**Stated goal:** Check each line of the data for "Dage" and select those that have it.

**Data for processing:**
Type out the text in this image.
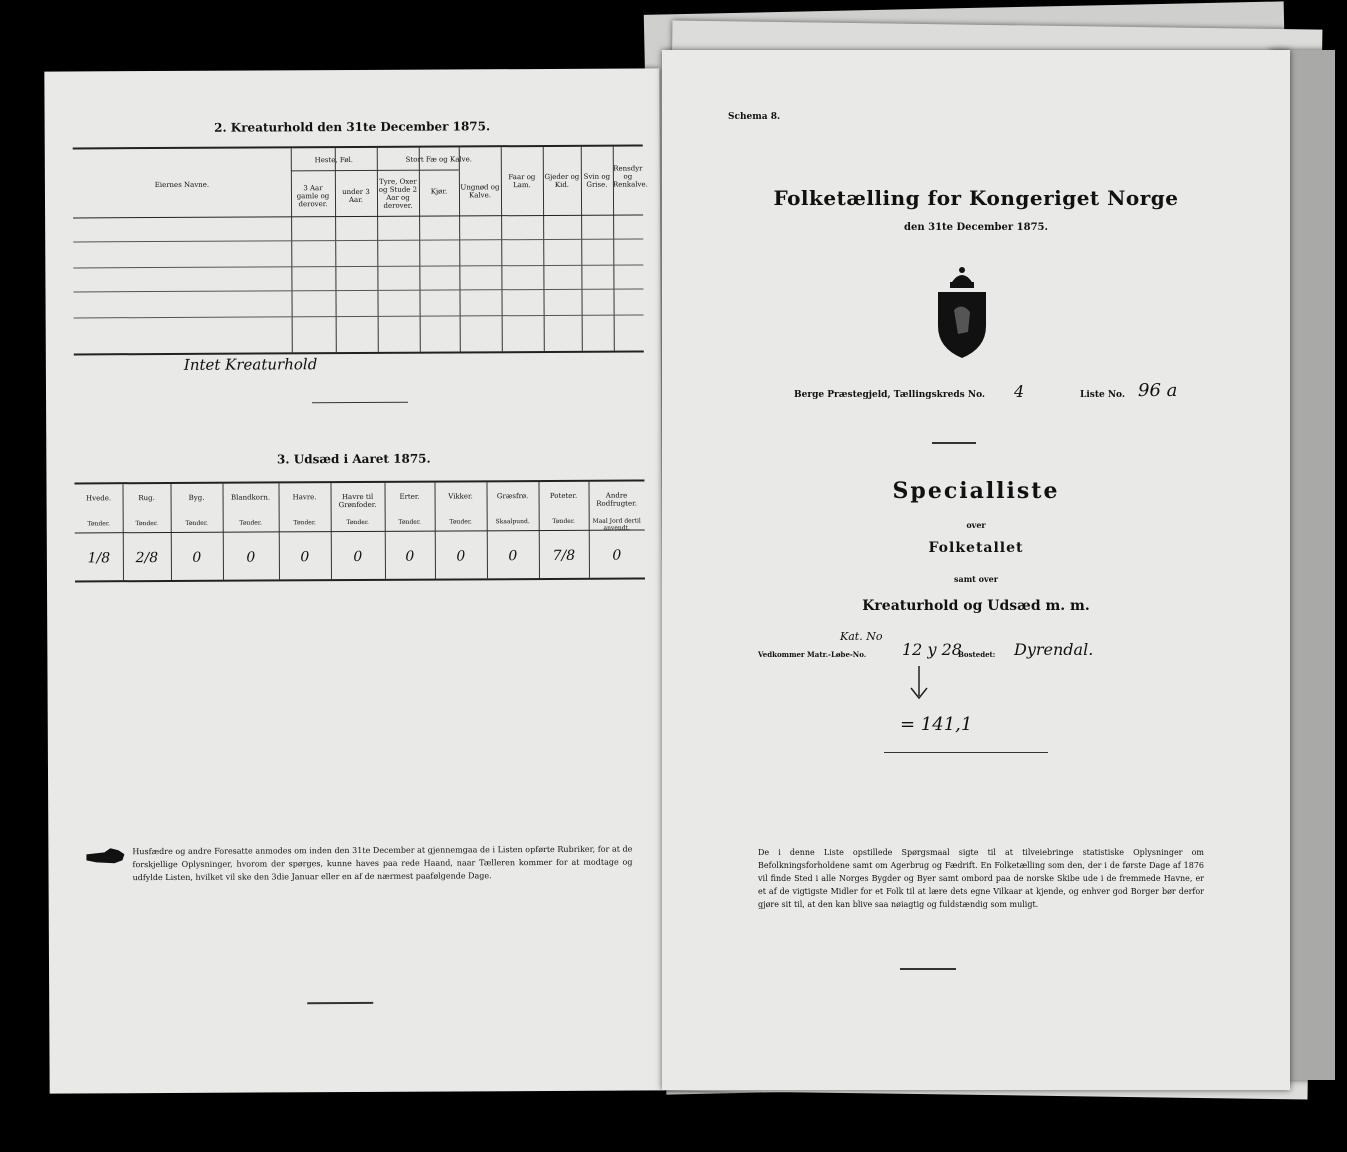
2. Kreaturhold den 31te December 1875.
Eiernes Navne.
Heste, Føl.
3 Aar gamle og derover.
under 3 Aar.
Stort Fæ og Kalve.
Tyre, Oxer og Stude 2 Aar og derover.
Kjør.
Ungnød og Kalve.
Faar og Lam.
Gjeder og Kid.
Svin og Grise.
Rensdyr og Renkalve.
Intet Kreaturhold
3. Udsæd i Aaret 1875.
Hvede.
Tønder.
1/8
Rug.
Tønder.
2/8
Byg.
Tønder.
0
Blandkorn.
Tønder.
0
Havre.
Tønder.
0
Havre til Grønfoder.
Tønder.
0
Erter.
Tønder.
0
Vikker.
Tønder.
0
Græsfrø.
Skaalpund.
0
Poteter.
Tønder.
7/8
Andre Rodfrugter.
Maal Jord dertil anvendt.
0
Husfædre og andre Foresatte anmodes om inden den 31te December at gjennemgaa de i Listen opførte Rubriker, for at de forskjellige Oplysninger, hvorom der spørges, kunne haves paa rede Haand, naar Tælleren kommer for at modtage og udfylde Listen, hvilket vil ske den 3die Januar eller en af de nærmest paafølgende Dage.
Schema 8.
Folketælling for Kongeriget Norge
den 31te December 1875.
Berge Præstegjeld, Tællingskreds No. 4	Liste No. 96 a
Specialliste
over
Folketallet
samt over
Kreaturhold og Udsæd m. m.
Kat. No
Vedkommer Matr.-Løbe-No. 12 y 28
Bostedet: Dyrendal.
= 141,1
De i denne Liste opstillede Spørgsmaal sigte til at tilveiebringe statistiske Oplysninger om Befolkningsforholdene samt om Agerbrug og Fædrift. En Folketælling som den, der i de første Dage af 1876 vil finde Sted i alle Norges Bygder og Byer samt ombord paa de norske Skibe ude i de fremmede Havne, er et af de vigtigste Midler for et Folk til at lære dets egne Vilkaar at kjende, og enhver god Borger bør derfor gjøre sit til, at den kan blive saa nøiagtig og fuldstændig som muligt.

**Response:**
Husfædre og andre Foresatte anmodes om inden den 31te December at gjennemgaa de i Listen opførte Rubriker, for at de forskjellige Oplysninger, hvorom der spørges, kunne haves paa rede Haand, naar Tælleren kommer for at modtage og udfylde Listen, hvilket vil ske den 3die Januar eller en af de nærmest paafølgende Dage.
De i denne Liste opstillede Spørgsmaal sigte til at tilveiebringe statistiske Oplysninger om Befolkningsforholdene samt om Agerbrug og Fædrift. En Folketælling som den, der i de første Dage af 1876 vil finde Sted i alle Norges Bygder og Byer samt ombord paa de norske Skibe ude i de fremmede Havne, er et af de vigtigste Midler for et Folk til at lære dets egne Vilkaar at kjende, og enhver god Borger bør derfor gjøre sit til, at den kan blive saa nøiagtig og fuldstændig som muligt.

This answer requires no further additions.